Begin DATASET ENTRIES

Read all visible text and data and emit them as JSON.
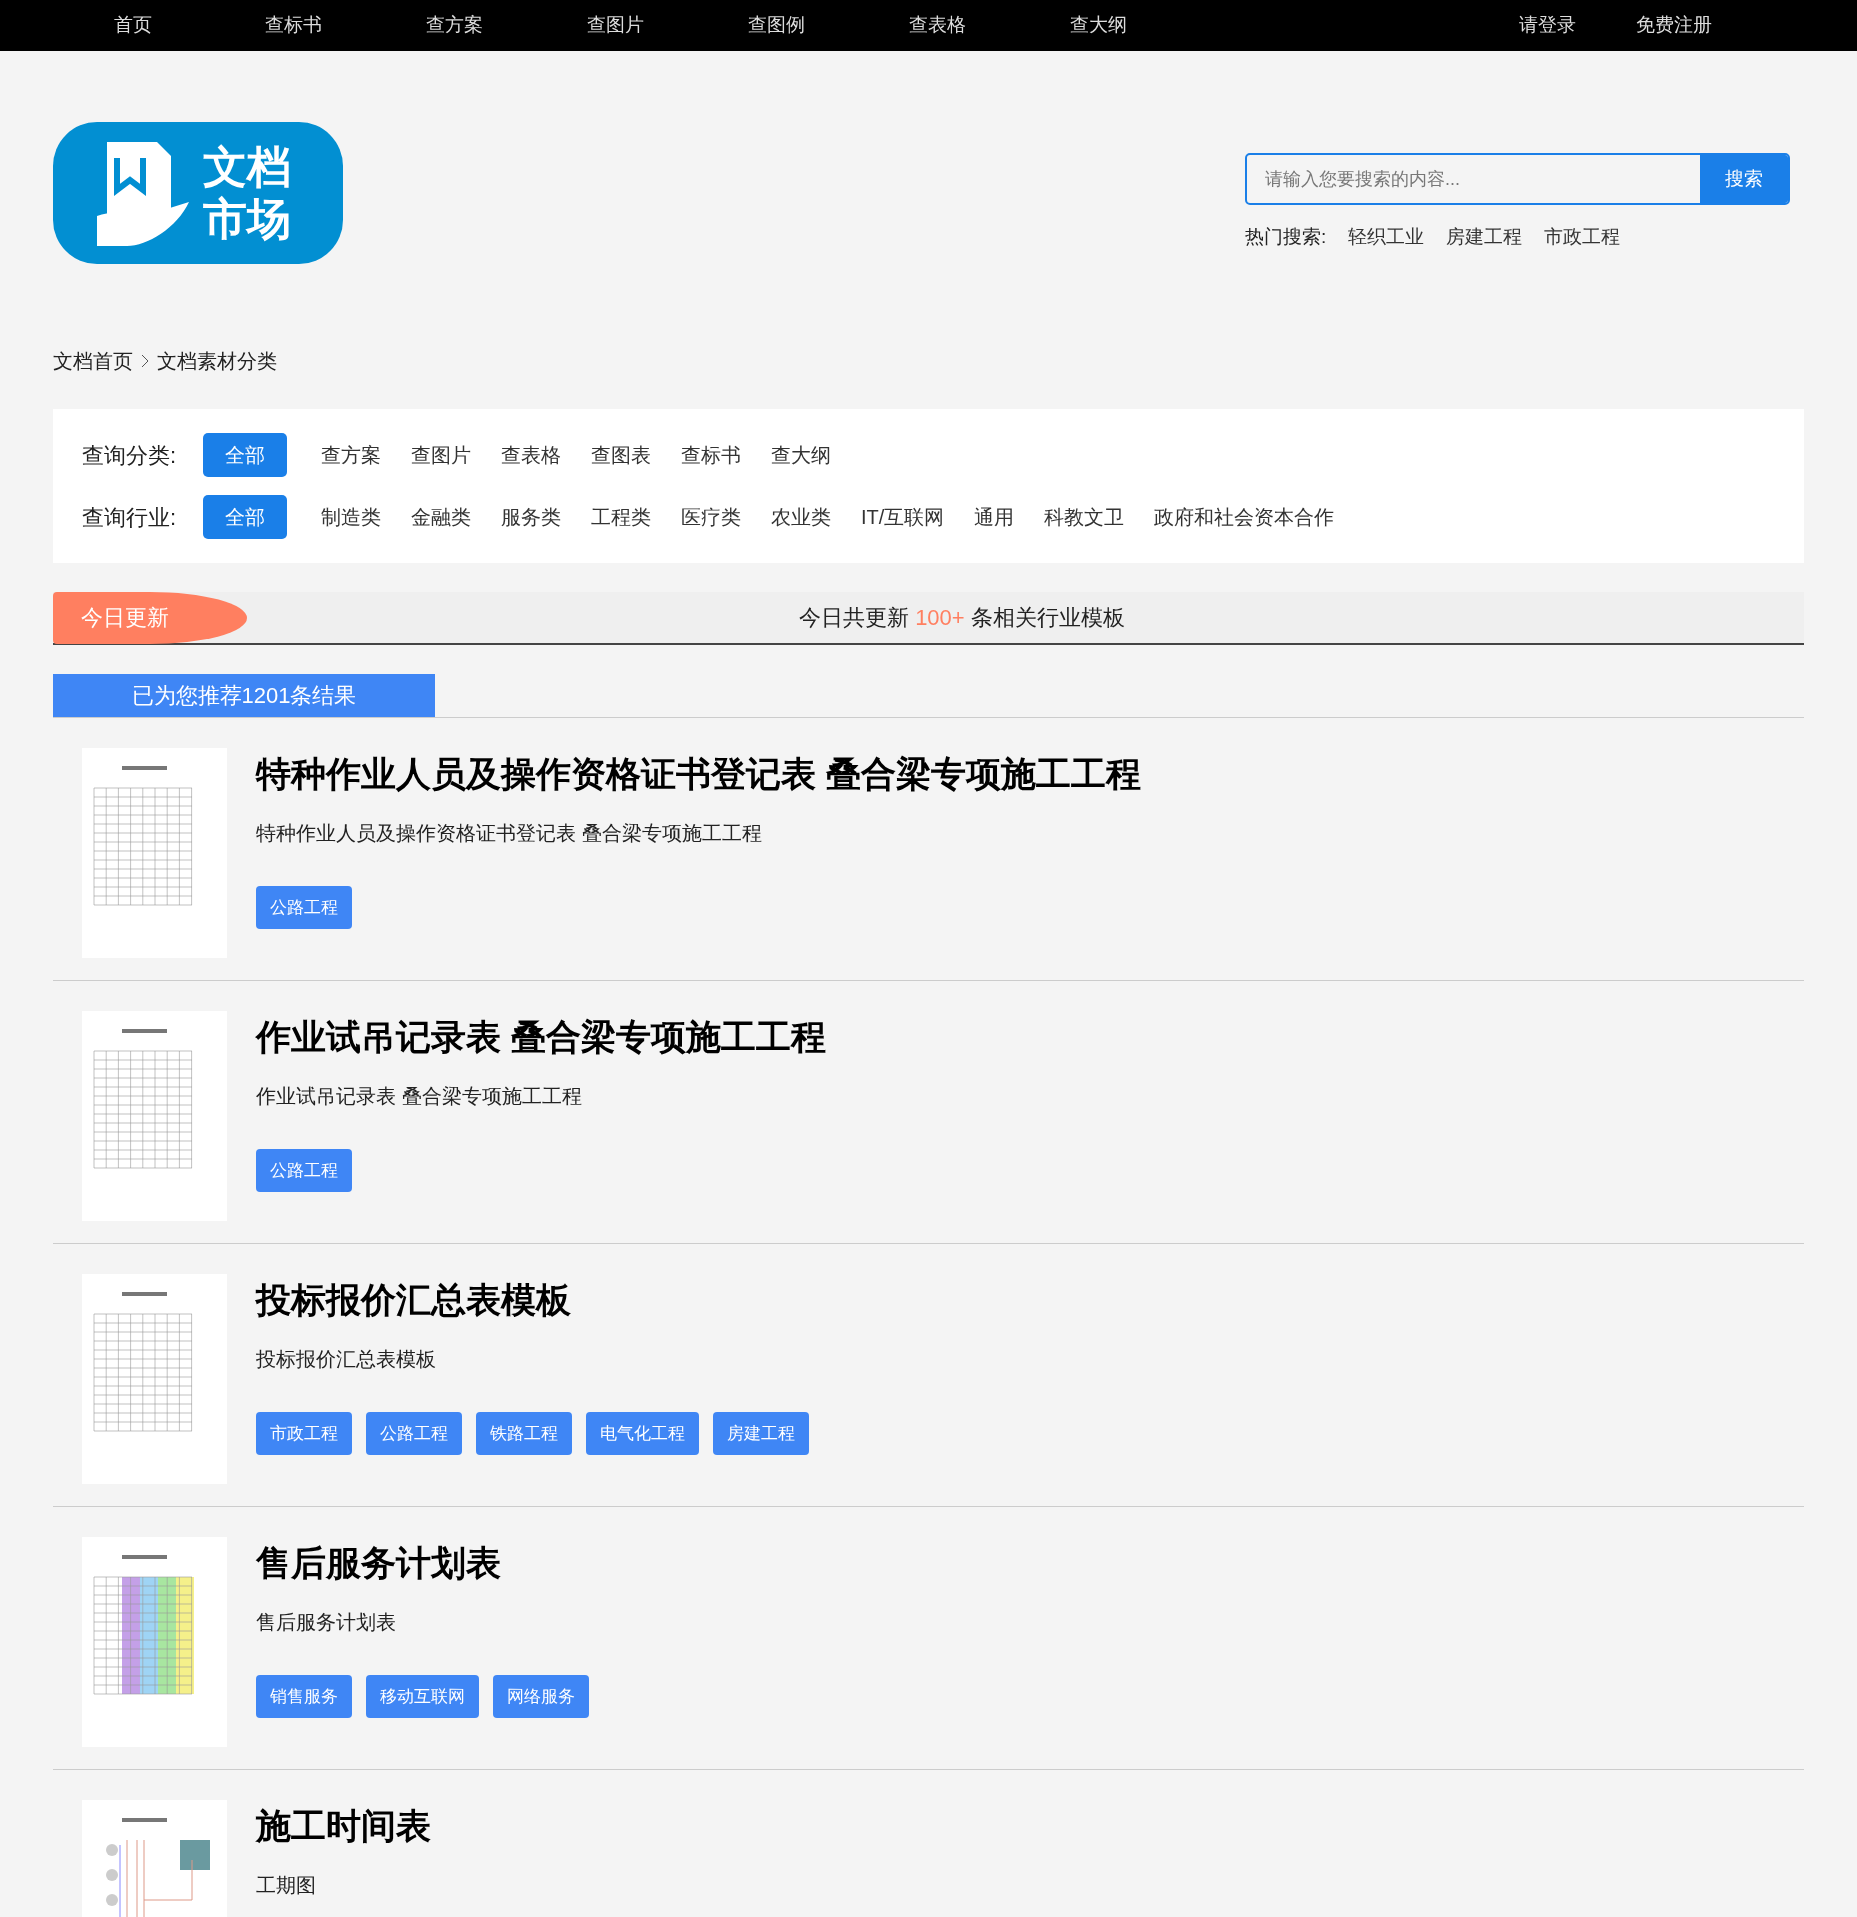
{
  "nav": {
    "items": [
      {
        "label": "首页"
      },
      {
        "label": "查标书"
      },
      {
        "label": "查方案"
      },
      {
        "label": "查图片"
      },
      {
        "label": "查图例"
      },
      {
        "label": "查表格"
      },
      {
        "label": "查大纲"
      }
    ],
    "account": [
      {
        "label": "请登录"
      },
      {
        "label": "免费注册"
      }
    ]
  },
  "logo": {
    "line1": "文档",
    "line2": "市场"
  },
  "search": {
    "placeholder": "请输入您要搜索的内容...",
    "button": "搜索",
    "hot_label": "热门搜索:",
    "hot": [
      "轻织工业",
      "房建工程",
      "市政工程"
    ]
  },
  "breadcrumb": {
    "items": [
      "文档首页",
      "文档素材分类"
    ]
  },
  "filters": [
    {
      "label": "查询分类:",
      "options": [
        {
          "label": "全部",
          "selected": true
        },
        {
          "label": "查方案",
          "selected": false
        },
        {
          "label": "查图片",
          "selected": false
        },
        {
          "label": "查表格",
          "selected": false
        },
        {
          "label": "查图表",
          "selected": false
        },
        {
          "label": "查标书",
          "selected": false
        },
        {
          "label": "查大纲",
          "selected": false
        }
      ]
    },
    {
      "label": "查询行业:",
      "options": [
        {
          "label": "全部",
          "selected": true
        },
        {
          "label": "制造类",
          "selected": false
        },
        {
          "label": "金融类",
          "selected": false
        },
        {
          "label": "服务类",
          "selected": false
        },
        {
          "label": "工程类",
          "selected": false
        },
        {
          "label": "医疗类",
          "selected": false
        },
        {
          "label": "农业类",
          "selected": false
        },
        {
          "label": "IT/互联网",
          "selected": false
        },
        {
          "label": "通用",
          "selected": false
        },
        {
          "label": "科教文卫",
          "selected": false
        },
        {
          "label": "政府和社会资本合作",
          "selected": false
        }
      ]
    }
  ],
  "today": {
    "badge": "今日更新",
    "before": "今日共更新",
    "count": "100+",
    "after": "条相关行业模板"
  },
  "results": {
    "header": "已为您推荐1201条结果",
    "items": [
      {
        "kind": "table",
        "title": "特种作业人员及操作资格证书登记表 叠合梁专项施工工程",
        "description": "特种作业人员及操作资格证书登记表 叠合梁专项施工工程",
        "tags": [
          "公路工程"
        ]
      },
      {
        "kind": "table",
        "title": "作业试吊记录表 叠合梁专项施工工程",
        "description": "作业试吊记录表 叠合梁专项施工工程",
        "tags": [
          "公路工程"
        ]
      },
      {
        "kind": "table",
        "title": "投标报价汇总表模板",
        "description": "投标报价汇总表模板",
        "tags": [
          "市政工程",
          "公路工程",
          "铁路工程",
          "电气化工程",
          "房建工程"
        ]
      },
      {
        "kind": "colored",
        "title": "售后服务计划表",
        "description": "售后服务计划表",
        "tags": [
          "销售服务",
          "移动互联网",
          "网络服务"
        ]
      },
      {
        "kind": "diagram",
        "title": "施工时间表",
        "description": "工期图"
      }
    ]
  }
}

End DATASET ENTRIES

### [TASK STATEMENT]
Look through the listing above. Pick out each line with "作业试吊记录表" and copy it.

### [TASK ANSWER]
        "title": "作业试吊记录表 叠合梁专项施工工程",
        "description": "作业试吊记录表 叠合梁专项施工工程",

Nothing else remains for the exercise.